Collected data entries:
• • •
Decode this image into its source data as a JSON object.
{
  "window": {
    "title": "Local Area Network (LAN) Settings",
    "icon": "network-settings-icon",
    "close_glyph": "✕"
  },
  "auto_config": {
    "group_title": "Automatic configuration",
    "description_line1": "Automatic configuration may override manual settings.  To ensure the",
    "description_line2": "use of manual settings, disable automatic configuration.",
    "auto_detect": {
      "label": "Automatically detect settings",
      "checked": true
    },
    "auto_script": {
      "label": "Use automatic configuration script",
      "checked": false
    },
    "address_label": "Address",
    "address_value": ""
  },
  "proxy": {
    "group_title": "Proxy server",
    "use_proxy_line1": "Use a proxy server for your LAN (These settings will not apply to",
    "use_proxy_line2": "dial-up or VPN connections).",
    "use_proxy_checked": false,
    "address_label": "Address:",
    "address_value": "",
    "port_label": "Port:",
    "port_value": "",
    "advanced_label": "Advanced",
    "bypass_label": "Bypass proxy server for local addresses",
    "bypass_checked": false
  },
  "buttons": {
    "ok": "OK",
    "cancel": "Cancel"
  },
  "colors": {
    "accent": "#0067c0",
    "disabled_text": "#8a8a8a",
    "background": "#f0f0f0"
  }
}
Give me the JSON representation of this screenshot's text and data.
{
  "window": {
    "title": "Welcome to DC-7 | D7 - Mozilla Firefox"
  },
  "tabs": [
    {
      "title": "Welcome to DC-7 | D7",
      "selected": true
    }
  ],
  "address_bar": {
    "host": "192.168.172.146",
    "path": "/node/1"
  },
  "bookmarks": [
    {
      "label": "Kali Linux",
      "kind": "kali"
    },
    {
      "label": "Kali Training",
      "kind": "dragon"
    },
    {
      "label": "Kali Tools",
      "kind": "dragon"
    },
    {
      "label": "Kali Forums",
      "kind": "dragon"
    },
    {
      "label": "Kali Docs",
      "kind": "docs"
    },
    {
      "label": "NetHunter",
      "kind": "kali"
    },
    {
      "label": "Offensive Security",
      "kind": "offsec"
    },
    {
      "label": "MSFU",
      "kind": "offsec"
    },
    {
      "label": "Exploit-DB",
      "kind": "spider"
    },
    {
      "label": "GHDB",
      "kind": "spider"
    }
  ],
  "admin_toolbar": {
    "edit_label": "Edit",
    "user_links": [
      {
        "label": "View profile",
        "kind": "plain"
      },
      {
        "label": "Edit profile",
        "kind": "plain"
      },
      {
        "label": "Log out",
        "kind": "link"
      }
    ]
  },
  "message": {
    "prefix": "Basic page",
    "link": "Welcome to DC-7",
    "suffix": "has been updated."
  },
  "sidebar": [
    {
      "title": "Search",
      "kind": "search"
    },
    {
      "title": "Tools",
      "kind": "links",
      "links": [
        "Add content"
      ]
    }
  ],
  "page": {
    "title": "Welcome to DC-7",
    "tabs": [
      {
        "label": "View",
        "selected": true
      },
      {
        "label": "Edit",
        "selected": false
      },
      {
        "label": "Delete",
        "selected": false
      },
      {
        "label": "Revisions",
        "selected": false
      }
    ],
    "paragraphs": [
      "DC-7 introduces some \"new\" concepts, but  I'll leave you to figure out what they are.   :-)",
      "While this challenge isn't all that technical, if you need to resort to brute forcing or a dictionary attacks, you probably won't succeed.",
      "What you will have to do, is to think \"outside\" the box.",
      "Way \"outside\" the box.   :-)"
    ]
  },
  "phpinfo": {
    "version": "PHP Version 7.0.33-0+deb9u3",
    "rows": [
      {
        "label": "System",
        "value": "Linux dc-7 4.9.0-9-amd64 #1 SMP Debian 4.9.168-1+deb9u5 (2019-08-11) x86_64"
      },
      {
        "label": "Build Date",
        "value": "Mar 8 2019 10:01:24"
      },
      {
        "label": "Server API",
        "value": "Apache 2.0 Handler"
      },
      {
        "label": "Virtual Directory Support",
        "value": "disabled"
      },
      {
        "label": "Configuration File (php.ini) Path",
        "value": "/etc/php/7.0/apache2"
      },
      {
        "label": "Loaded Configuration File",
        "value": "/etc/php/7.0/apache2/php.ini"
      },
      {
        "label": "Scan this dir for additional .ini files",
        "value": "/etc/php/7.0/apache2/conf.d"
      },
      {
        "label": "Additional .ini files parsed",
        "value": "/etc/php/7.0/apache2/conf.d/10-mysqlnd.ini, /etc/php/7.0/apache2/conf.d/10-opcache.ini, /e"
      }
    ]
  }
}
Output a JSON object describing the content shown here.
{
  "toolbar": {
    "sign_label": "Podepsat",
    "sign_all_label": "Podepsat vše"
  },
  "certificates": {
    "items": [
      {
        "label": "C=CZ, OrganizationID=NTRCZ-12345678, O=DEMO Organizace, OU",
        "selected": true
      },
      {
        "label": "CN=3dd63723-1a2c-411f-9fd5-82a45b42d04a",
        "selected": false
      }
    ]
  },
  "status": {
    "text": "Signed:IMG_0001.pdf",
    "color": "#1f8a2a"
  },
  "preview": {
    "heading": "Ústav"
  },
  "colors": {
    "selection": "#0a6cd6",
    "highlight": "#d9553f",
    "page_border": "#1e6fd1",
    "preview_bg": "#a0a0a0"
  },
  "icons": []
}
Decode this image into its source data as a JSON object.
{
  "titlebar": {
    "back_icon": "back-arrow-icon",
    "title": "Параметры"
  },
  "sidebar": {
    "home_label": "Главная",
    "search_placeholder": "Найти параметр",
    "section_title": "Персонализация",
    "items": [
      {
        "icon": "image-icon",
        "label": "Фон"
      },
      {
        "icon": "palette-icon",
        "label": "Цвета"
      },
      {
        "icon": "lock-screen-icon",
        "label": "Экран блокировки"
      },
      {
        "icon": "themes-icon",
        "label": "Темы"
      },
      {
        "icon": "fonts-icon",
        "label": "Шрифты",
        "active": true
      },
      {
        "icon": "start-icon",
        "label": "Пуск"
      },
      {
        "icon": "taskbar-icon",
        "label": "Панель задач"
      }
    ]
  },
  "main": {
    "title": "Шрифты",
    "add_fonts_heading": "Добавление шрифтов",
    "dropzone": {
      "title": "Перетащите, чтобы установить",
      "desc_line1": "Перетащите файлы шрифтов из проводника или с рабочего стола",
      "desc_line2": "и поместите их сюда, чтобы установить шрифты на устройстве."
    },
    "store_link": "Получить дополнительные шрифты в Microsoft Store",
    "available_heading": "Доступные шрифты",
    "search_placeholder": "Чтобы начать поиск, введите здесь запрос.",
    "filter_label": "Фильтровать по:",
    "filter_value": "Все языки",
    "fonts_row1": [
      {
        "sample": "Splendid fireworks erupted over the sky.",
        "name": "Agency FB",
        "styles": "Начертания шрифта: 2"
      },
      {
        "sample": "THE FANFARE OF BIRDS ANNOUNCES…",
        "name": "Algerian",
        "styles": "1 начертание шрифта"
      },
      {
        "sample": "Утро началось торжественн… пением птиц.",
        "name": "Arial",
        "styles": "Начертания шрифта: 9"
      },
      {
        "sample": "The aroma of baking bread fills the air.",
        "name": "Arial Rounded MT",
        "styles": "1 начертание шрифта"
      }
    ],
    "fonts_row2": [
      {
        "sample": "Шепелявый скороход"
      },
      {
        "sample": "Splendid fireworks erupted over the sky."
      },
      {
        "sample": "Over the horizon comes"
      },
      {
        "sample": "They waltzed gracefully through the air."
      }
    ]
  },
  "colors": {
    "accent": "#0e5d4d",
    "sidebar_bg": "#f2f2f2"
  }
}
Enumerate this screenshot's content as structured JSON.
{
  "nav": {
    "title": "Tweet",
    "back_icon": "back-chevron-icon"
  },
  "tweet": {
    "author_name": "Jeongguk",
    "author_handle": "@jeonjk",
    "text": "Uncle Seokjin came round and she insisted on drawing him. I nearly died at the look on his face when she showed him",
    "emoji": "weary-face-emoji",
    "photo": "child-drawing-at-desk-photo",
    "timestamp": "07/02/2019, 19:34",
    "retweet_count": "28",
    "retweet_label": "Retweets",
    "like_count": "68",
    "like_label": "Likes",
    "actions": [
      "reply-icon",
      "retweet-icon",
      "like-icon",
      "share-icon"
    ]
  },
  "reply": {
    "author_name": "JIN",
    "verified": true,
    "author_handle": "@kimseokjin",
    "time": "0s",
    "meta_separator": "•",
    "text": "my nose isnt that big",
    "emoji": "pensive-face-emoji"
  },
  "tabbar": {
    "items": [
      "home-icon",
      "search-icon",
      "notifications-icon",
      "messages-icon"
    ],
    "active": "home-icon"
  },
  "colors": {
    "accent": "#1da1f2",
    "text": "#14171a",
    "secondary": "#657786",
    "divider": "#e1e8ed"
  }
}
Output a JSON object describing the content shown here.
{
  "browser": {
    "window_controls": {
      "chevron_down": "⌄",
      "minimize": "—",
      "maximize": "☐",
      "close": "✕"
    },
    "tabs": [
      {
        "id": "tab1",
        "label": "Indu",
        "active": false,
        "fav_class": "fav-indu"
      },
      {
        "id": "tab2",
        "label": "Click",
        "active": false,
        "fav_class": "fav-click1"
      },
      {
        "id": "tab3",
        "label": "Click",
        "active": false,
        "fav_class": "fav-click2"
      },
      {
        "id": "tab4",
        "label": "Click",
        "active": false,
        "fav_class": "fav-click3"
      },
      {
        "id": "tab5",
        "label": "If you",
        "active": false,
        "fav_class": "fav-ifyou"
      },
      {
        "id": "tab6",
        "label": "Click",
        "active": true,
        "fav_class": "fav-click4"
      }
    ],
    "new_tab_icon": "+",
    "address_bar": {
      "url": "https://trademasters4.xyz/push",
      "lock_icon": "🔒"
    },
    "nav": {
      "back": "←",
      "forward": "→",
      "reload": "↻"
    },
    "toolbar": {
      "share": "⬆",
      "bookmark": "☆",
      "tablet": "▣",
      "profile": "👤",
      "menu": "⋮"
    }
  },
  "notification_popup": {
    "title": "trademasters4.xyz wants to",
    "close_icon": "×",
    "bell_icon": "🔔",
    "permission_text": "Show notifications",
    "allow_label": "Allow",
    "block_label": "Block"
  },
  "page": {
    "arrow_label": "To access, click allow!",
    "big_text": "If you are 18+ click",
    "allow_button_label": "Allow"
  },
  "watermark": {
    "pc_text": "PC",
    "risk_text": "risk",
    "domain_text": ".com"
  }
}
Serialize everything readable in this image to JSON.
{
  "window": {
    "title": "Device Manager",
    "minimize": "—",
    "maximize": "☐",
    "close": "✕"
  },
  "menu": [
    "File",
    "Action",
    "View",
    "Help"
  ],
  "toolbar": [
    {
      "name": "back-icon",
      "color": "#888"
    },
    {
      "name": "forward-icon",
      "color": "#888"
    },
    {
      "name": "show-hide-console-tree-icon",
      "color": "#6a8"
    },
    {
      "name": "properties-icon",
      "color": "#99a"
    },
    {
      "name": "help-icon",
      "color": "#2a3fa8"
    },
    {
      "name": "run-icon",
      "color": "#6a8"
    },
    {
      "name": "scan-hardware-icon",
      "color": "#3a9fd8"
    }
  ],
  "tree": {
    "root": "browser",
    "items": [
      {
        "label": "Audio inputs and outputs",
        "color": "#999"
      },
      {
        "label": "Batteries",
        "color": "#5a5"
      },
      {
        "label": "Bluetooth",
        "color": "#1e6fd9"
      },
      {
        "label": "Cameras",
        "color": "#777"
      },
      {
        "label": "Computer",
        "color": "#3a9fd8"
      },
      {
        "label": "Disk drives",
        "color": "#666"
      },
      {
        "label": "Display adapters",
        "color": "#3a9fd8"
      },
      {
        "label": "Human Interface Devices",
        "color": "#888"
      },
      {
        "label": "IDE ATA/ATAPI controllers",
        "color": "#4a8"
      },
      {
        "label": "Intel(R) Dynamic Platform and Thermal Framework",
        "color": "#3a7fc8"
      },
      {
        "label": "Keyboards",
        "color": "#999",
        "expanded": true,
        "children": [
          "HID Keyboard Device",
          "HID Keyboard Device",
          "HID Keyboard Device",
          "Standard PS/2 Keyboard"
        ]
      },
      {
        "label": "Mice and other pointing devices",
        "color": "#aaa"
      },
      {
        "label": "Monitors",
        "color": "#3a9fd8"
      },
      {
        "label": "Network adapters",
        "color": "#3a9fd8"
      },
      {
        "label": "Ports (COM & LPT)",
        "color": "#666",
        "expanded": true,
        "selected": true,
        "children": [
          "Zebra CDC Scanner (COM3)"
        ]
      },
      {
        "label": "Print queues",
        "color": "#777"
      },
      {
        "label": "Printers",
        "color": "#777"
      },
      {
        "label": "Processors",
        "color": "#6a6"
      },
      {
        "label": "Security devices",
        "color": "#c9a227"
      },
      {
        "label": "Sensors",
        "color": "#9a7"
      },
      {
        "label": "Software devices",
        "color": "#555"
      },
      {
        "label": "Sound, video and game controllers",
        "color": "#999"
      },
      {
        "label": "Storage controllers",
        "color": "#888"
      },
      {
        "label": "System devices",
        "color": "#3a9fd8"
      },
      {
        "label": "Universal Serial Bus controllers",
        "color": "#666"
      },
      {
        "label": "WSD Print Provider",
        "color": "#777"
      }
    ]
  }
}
• • •
What the exercise asks =
Work out how many lines in the records above hold the string "Splendid", then give only that count.

Correct output =
2